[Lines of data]
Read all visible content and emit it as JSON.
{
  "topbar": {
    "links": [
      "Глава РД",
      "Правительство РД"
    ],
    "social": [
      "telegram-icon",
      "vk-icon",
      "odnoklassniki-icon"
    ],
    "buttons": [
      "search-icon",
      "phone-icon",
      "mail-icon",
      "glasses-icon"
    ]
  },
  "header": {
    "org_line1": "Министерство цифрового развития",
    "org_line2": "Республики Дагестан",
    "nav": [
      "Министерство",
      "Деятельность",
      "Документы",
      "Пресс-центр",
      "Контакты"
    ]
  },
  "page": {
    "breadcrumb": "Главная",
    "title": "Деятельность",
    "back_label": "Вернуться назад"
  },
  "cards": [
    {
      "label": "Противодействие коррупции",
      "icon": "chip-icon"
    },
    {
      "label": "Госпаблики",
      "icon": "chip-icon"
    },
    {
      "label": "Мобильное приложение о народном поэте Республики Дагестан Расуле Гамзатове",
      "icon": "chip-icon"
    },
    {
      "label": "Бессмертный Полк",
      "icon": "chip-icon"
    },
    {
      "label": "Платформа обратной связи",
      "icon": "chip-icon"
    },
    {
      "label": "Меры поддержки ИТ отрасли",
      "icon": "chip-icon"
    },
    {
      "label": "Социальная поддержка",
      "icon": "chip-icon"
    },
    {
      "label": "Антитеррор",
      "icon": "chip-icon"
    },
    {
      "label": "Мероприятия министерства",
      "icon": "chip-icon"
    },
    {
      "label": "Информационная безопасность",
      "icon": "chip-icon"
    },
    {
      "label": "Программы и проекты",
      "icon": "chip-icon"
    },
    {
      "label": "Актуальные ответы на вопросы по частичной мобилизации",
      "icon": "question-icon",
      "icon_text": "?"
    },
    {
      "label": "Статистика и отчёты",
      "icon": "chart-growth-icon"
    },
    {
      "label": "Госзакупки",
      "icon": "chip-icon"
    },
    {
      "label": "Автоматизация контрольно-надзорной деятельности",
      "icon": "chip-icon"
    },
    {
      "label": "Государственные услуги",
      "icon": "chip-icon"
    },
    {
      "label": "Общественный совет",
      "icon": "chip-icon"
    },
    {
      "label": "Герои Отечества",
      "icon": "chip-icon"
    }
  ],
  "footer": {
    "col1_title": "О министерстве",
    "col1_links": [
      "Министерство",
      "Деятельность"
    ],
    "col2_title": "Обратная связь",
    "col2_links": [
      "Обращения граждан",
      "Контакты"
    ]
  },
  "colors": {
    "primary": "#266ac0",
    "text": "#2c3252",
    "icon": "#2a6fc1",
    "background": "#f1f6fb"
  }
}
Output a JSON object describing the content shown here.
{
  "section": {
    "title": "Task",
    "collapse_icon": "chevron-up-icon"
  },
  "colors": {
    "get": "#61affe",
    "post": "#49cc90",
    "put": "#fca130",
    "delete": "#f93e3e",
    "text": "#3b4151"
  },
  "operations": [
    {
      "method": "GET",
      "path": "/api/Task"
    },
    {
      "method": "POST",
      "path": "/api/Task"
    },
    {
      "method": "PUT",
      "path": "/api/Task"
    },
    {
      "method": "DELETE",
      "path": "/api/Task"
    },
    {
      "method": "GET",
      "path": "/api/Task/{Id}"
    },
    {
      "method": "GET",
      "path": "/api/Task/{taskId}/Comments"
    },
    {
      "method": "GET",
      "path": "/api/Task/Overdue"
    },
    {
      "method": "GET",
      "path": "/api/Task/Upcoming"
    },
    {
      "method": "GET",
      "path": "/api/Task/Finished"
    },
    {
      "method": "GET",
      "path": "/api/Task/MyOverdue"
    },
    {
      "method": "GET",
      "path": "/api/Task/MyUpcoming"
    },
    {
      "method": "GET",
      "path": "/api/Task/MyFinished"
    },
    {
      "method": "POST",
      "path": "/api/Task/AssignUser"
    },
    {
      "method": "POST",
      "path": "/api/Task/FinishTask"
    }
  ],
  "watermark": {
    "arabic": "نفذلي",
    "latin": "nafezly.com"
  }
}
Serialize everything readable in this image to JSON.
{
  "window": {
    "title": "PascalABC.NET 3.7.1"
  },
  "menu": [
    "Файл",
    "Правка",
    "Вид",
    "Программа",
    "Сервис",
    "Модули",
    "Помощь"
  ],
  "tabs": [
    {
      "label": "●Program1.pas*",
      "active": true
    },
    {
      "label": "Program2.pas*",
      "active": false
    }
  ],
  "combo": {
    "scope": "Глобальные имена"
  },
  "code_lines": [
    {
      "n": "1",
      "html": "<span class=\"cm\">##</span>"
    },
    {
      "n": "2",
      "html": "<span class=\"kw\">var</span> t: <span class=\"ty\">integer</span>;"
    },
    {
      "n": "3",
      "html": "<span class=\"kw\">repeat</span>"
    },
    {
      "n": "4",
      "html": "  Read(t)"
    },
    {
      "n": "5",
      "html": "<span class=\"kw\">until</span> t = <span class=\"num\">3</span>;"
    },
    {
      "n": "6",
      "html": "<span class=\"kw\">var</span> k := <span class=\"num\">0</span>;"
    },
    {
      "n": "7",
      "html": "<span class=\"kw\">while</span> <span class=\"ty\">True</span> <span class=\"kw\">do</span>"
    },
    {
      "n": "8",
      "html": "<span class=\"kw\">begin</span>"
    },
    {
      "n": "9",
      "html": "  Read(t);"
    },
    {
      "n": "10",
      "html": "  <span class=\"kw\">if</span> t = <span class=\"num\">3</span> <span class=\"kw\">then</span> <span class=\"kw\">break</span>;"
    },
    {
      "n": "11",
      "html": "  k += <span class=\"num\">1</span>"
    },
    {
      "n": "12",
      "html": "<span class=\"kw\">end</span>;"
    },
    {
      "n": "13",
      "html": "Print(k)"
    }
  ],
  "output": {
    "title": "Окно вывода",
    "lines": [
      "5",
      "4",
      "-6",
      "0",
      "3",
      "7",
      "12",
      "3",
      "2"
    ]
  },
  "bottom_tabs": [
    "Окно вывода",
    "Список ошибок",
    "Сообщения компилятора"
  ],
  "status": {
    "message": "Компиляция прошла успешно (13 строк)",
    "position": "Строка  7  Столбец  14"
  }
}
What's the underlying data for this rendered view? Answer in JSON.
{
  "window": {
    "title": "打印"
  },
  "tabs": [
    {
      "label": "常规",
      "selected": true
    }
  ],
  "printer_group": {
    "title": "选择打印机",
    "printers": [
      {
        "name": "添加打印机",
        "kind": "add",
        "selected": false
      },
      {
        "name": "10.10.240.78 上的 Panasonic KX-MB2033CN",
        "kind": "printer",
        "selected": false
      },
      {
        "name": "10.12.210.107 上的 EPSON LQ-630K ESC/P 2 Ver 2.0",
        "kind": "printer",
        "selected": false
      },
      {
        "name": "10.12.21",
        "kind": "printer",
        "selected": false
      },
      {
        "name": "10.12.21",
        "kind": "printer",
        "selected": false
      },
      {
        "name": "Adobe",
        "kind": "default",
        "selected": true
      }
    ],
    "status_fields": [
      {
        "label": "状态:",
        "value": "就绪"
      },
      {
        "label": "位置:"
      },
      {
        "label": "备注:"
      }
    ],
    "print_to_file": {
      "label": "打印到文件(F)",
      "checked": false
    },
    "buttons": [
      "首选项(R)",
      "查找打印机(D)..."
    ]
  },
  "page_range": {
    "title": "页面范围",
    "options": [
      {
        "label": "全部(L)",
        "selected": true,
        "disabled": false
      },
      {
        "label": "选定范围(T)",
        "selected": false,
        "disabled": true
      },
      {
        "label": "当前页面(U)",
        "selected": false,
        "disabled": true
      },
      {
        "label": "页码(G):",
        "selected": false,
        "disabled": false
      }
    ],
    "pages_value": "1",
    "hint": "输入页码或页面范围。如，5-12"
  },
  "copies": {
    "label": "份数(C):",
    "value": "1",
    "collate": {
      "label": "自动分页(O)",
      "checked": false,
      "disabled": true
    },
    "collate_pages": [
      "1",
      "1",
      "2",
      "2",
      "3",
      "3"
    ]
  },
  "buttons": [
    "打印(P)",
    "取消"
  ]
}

## What to produce
Gather up every line from the listing above in which the word "Республики" occurs.

## Result of this task
    "org_line2": "Республики Дагестан",
      "label": "Мобильное приложение о народном поэте Республики Дагестан Расуле Гамзатове",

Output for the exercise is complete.